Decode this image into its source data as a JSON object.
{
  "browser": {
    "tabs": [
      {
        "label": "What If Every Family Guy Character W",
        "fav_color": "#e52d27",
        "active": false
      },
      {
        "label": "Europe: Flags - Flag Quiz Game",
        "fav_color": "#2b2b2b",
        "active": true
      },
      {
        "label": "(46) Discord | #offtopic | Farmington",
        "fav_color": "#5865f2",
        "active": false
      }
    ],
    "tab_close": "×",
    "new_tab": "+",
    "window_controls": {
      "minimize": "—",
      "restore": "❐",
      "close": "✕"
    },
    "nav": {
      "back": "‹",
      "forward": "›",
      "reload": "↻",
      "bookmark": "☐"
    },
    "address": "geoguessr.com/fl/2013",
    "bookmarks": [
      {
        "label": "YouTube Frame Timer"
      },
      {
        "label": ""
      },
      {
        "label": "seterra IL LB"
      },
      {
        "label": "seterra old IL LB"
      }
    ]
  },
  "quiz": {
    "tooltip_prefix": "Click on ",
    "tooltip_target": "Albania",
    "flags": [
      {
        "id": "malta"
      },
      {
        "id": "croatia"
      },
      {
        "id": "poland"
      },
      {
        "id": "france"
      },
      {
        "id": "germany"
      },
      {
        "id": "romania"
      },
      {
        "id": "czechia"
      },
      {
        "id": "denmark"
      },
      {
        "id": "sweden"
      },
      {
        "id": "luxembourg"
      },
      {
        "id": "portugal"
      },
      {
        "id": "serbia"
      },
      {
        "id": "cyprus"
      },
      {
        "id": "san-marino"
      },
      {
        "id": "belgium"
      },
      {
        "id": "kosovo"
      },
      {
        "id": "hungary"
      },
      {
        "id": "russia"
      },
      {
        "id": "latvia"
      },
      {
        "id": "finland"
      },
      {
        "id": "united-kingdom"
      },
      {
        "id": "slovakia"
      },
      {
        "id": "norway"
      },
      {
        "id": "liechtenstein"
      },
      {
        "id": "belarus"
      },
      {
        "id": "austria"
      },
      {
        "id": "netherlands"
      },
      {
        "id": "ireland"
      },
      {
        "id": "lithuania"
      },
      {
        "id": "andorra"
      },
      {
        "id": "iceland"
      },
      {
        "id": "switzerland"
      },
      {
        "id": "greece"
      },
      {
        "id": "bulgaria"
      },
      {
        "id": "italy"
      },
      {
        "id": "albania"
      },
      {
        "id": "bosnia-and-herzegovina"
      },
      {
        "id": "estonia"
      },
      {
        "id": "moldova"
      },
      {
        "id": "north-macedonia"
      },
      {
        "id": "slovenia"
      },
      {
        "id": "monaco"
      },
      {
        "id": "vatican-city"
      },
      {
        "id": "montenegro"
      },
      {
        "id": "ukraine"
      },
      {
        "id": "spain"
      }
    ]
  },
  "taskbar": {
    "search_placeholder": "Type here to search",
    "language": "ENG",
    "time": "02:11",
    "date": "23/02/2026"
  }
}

::::

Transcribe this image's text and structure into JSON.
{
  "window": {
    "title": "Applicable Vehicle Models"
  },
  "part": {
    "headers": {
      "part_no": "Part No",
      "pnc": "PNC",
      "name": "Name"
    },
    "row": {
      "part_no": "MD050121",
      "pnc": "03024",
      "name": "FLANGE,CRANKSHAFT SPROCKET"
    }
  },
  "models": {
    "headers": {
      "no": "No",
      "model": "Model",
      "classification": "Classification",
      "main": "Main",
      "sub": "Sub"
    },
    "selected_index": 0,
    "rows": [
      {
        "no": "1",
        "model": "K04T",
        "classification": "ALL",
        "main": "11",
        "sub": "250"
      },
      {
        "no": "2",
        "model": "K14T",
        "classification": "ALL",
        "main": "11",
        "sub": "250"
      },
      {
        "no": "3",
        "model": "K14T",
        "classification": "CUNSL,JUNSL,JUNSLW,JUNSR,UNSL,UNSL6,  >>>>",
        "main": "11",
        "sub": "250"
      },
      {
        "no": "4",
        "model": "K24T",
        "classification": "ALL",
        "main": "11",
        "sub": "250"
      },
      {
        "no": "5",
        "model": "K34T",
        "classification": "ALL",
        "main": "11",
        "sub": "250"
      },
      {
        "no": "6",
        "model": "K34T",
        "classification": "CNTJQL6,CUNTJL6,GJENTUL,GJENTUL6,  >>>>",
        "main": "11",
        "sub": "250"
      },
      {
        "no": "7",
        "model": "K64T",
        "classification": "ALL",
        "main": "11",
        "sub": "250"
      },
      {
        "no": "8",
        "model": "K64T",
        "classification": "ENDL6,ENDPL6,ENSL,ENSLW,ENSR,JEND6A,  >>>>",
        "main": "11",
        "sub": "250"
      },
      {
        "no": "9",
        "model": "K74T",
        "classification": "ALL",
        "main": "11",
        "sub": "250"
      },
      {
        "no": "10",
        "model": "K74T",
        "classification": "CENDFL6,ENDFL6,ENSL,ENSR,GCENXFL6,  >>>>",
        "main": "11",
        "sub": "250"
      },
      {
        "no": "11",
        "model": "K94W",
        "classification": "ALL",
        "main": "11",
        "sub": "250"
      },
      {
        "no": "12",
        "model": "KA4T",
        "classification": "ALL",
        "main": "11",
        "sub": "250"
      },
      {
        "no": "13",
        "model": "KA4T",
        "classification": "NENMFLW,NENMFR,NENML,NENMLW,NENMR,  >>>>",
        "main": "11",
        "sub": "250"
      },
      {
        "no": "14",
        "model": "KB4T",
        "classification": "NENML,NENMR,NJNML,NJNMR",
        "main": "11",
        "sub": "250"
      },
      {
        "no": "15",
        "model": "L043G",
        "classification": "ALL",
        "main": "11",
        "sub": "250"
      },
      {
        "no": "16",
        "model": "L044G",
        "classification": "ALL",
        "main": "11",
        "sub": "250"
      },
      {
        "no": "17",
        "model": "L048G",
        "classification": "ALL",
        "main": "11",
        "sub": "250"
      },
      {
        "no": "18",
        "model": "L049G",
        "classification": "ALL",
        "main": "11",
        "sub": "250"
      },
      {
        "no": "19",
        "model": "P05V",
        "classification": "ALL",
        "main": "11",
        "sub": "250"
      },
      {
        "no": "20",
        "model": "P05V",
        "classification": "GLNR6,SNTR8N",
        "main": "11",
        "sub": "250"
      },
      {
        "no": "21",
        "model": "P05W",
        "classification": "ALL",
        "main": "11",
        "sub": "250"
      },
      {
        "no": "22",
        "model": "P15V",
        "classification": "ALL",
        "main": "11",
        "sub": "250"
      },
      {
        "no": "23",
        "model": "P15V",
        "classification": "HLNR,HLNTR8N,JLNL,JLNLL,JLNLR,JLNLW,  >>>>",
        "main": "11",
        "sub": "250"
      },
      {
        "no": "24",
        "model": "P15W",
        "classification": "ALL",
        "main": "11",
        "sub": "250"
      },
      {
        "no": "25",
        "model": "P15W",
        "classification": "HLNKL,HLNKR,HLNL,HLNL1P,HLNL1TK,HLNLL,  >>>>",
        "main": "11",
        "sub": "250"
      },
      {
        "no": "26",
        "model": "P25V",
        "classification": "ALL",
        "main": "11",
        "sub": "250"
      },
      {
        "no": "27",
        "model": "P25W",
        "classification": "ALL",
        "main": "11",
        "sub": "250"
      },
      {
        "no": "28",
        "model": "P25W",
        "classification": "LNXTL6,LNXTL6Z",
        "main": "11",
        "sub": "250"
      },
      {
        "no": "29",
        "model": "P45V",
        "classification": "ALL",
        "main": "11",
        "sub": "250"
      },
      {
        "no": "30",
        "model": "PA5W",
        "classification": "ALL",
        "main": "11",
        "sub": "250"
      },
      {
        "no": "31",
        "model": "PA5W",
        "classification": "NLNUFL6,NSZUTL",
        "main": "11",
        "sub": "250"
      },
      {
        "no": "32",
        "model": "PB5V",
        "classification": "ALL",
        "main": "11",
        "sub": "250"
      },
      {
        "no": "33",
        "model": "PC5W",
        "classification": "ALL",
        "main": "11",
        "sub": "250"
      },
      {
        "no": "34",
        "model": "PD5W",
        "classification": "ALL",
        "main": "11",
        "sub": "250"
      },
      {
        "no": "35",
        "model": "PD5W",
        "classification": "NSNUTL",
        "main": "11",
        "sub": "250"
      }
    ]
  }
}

::::

Go through the records above and copy every line with the word "ENSR".

        "classification": "ENDL6,ENDPL6,ENSL,ENSLW,ENSR,JEND6A,  >>>>",
        "classification": "CENDFL6,ENDFL6,ENSL,ENSR,GCENXFL6,  >>>>",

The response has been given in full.